===== MATERIAL FOR THIS TASK =====
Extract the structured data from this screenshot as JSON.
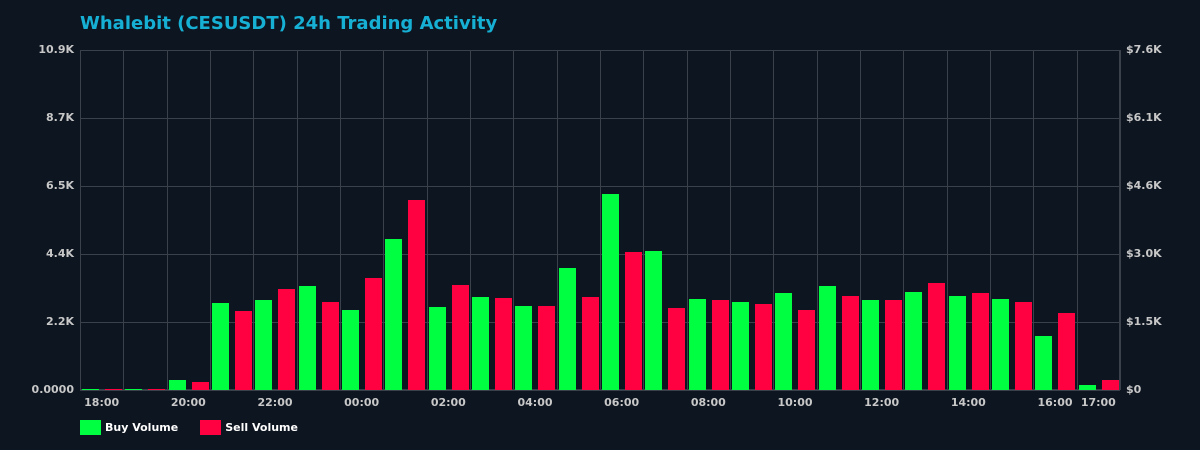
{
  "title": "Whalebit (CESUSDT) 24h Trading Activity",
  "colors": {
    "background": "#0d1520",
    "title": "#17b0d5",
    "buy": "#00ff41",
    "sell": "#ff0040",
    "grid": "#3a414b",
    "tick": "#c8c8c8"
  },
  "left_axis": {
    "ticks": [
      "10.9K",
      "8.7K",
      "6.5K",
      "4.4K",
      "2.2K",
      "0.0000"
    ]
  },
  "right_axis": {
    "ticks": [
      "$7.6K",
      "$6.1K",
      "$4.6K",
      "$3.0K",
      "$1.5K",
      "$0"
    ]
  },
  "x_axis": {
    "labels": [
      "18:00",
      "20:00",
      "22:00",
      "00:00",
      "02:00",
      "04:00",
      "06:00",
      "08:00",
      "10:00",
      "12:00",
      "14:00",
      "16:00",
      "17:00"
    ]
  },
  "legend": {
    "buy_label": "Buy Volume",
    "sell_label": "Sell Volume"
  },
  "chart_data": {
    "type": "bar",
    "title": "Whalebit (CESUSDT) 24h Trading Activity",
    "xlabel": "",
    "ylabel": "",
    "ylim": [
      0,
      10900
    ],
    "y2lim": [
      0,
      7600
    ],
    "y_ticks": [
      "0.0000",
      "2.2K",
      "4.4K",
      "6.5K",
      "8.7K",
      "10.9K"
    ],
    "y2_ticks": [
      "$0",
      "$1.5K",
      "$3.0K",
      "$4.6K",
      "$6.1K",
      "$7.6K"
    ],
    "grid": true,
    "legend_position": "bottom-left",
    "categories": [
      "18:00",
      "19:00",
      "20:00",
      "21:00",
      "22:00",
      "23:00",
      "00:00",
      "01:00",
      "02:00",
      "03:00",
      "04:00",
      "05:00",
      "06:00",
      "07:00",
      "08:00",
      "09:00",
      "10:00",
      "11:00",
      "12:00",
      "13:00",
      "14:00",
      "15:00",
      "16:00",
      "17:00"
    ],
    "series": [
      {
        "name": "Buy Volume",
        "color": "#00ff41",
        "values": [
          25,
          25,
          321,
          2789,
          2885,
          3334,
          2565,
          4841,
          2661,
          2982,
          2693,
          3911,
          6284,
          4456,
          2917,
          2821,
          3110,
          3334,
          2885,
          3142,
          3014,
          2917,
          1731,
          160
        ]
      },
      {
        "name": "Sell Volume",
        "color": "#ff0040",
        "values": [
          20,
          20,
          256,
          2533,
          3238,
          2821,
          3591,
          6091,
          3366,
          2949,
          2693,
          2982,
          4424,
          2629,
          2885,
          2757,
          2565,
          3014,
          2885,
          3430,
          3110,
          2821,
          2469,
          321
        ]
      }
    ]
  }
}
=====
> INSTRUCTION:
Which lines include "Whalebit"? Copy each of them out.

> WRITTEN REPLY:
  "title": "Whalebit (CESUSDT) 24h Trading Activity",
    "title": "Whalebit (CESUSDT) 24h Trading Activity",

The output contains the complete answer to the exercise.